■ Instructions for the task:
Copy out all the data, word for word.

[Dataset records]
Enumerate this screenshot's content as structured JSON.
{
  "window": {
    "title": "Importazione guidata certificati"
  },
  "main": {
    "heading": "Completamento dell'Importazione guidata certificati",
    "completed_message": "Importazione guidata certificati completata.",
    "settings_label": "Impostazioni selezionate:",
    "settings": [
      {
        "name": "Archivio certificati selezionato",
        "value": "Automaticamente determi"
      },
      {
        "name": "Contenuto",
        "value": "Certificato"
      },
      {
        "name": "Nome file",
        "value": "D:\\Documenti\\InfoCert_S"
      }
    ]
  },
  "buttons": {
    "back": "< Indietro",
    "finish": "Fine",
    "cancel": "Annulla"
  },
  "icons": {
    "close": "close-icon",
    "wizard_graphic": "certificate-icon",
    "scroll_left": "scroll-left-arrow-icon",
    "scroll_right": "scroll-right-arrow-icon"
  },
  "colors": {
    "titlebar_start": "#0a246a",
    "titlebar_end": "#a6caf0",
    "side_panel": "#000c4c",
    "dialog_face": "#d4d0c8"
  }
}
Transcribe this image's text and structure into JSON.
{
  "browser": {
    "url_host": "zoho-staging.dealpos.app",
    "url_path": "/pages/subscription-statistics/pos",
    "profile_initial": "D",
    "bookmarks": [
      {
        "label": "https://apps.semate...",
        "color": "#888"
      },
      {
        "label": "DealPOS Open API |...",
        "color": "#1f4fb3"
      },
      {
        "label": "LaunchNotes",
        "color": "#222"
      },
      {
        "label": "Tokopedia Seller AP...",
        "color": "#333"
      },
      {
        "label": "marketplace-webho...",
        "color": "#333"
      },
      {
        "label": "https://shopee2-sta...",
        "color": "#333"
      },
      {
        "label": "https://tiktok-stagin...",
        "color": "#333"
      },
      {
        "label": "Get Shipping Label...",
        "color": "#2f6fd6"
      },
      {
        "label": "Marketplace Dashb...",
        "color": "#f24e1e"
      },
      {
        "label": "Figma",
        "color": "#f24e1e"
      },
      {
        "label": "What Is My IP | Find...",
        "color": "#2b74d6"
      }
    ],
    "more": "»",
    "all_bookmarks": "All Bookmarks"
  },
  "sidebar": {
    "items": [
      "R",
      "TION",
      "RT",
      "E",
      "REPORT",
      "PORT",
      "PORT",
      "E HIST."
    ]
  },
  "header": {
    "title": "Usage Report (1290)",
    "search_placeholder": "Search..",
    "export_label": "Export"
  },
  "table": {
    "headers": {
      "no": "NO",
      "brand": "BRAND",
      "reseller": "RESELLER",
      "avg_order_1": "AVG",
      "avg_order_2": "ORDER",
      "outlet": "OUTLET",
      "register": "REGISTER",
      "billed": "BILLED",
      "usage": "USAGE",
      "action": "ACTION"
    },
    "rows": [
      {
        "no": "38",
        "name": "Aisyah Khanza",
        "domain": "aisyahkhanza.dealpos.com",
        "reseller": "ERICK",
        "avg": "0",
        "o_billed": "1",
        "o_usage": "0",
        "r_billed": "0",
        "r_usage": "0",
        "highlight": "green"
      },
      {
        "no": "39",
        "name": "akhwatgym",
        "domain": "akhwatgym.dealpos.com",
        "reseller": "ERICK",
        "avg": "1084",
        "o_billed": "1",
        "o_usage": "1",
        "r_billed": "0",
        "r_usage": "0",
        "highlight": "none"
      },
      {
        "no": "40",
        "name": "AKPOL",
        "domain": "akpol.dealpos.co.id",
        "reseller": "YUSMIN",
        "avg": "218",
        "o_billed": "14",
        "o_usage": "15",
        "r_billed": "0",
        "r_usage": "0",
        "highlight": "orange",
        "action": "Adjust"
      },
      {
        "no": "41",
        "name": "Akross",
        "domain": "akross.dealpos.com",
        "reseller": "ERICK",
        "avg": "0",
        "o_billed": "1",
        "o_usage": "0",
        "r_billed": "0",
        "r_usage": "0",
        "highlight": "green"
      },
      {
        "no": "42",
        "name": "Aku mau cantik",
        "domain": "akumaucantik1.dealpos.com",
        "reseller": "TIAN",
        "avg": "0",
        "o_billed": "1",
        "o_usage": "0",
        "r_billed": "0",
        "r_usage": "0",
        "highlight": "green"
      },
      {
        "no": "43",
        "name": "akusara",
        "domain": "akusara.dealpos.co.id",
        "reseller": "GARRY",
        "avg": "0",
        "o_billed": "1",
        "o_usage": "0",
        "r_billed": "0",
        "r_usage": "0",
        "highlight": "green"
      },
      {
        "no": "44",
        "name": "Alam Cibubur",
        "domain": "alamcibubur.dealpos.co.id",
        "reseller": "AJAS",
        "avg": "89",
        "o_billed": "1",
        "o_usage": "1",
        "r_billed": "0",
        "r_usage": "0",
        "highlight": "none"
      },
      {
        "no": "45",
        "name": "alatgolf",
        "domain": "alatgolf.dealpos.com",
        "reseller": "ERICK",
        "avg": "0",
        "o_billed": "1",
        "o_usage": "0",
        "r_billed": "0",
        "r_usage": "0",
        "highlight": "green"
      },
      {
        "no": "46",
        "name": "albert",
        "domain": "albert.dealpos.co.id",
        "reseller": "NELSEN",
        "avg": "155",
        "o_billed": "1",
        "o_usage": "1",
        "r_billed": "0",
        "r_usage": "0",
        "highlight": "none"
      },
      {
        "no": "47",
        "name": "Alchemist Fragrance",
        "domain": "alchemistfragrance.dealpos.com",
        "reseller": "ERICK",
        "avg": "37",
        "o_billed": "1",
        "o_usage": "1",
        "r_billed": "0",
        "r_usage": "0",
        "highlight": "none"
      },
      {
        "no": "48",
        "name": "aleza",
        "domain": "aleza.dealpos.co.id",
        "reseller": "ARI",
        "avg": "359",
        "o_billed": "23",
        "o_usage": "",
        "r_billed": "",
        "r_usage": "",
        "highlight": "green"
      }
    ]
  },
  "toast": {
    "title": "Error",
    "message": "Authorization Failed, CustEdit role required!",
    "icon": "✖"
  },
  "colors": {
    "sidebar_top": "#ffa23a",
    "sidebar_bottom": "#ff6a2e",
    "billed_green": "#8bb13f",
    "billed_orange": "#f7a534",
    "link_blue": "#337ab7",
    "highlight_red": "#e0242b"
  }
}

■ Output below:
Enumerate this screenshot's content as structured JSON.
{
  "window": {
    "title": "Importazione guidata certificati"
  },
  "main": {
    "heading": "Completamento dell'Importazione guidata certificati",
    "completed_message": "Importazione guidata certificati completata.",
    "settings_label": "Impostazioni selezionate:",
    "settings": [
      {
        "name": "Archivio certificati selezionato",
        "value": "Automaticamente determi"
      },
      {
        "name": "Contenuto",
        "value": "Certificato"
      },
      {
        "name": "Nome file",
        "value": "D:\\Documenti\\InfoCert_S"
      }
    ]
  },
  "buttons": {
    "back": "< Indietro",
    "finish": "Fine",
    "cancel": "Annulla"
  },
  "icons": {
    "close": "close-icon",
    "wizard_graphic": "certificate-icon",
    "scroll_left": "scroll-left-arrow-icon",
    "scroll_right": "scroll-right-arrow-icon"
  },
  "colors": {
    "titlebar_start": "#0a246a",
    "titlebar_end": "#a6caf0",
    "side_panel": "#000c4c",
    "dialog_face": "#d4d0c8"
  }
}
Transcribe this image's text and structure into JSON.
{
  "browser": {
    "url_host": "zoho-staging.dealpos.app",
    "url_path": "/pages/subscription-statistics/pos",
    "profile_initial": "D",
    "bookmarks": [
      {
        "label": "https://apps.semate...",
        "color": "#888"
      },
      {
        "label": "DealPOS Open API |...",
        "color": "#1f4fb3"
      },
      {
        "label": "LaunchNotes",
        "color": "#222"
      },
      {
        "label": "Tokopedia Seller AP...",
        "color": "#333"
      },
      {
        "label": "marketplace-webho...",
        "color": "#333"
      },
      {
        "label": "https://shopee2-sta...",
        "color": "#333"
      },
      {
        "label": "https://tiktok-stagin...",
        "color": "#333"
      },
      {
        "label": "Get Shipping Label...",
        "color": "#2f6fd6"
      },
      {
        "label": "Marketplace Dashb...",
        "color": "#f24e1e"
      },
      {
        "label": "Figma",
        "color": "#f24e1e"
      },
      {
        "label": "What Is My IP | Find...",
        "color": "#2b74d6"
      }
    ],
    "more": "»",
    "all_bookmarks": "All Bookmarks"
  },
  "sidebar": {
    "items": [
      "R",
      "TION",
      "RT",
      "E",
      "REPORT",
      "PORT",
      "PORT",
      "E HIST."
    ]
  },
  "header": {
    "title": "Usage Report (1290)",
    "search_placeholder": "Search..",
    "export_label": "Export"
  },
  "table": {
    "headers": {
      "no": "NO",
      "brand": "BRAND",
      "reseller": "RESELLER",
      "avg_order_1": "AVG",
      "avg_order_2": "ORDER",
      "outlet": "OUTLET",
      "register": "REGISTER",
      "billed": "BILLED",
      "usage": "USAGE",
      "action": "ACTION"
    },
    "rows": [
      {
        "no": "38",
        "name": "Aisyah Khanza",
        "domain": "aisyahkhanza.dealpos.com",
        "reseller": "ERICK",
        "avg": "0",
        "o_billed": "1",
        "o_usage": "0",
        "r_billed": "0",
        "r_usage": "0",
        "highlight": "green"
      },
      {
        "no": "39",
        "name": "akhwatgym",
        "domain": "akhwatgym.dealpos.com",
        "reseller": "ERICK",
        "avg": "1084",
        "o_billed": "1",
        "o_usage": "1",
        "r_billed": "0",
        "r_usage": "0",
        "highlight": "none"
      },
      {
        "no": "40",
        "name": "AKPOL",
        "domain": "akpol.dealpos.co.id",
        "reseller": "YUSMIN",
        "avg": "218",
        "o_billed": "14",
        "o_usage": "15",
        "r_billed": "0",
        "r_usage": "0",
        "highlight": "orange",
        "action": "Adjust"
      },
      {
        "no": "41",
        "name": "Akross",
        "domain": "akross.dealpos.com",
        "reseller": "ERICK",
        "avg": "0",
        "o_billed": "1",
        "o_usage": "0",
        "r_billed": "0",
        "r_usage": "0",
        "highlight": "green"
      },
      {
        "no": "42",
        "name": "Aku mau cantik",
        "domain": "akumaucantik1.dealpos.com",
        "reseller": "TIAN",
        "avg": "0",
        "o_billed": "1",
        "o_usage": "0",
        "r_billed": "0",
        "r_usage": "0",
        "highlight": "green"
      },
      {
        "no": "43",
        "name": "akusara",
        "domain": "akusara.dealpos.co.id",
        "reseller": "GARRY",
        "avg": "0",
        "o_billed": "1",
        "o_usage": "0",
        "r_billed": "0",
        "r_usage": "0",
        "highlight": "green"
      },
      {
        "no": "44",
        "name": "Alam Cibubur",
        "domain": "alamcibubur.dealpos.co.id",
        "reseller": "AJAS",
        "avg": "89",
        "o_billed": "1",
        "o_usage": "1",
        "r_billed": "0",
        "r_usage": "0",
        "highlight": "none"
      },
      {
        "no": "45",
        "name": "alatgolf",
        "domain": "alatgolf.dealpos.com",
        "reseller": "ERICK",
        "avg": "0",
        "o_billed": "1",
        "o_usage": "0",
        "r_billed": "0",
        "r_usage": "0",
        "highlight": "green"
      },
      {
        "no": "46",
        "name": "albert",
        "domain": "albert.dealpos.co.id",
        "reseller": "NELSEN",
        "avg": "155",
        "o_billed": "1",
        "o_usage": "1",
        "r_billed": "0",
        "r_usage": "0",
        "highlight": "none"
      },
      {
        "no": "47",
        "name": "Alchemist Fragrance",
        "domain": "alchemistfragrance.dealpos.com",
        "reseller": "ERICK",
        "avg": "37",
        "o_billed": "1",
        "o_usage": "1",
        "r_billed": "0",
        "r_usage": "0",
        "highlight": "none"
      },
      {
        "no": "48",
        "name": "aleza",
        "domain": "aleza.dealpos.co.id",
        "reseller": "ARI",
        "avg": "359",
        "o_billed": "23",
        "o_usage": "",
        "r_billed": "",
        "r_usage": "",
        "highlight": "green"
      }
    ]
  },
  "toast": {
    "title": "Error",
    "message": "Authorization Failed, CustEdit role required!",
    "icon": "✖"
  },
  "colors": {
    "sidebar_top": "#ffa23a",
    "sidebar_bottom": "#ff6a2e",
    "billed_green": "#8bb13f",
    "billed_orange": "#f7a534",
    "link_blue": "#337ab7",
    "highlight_red": "#e0242b"
  }
}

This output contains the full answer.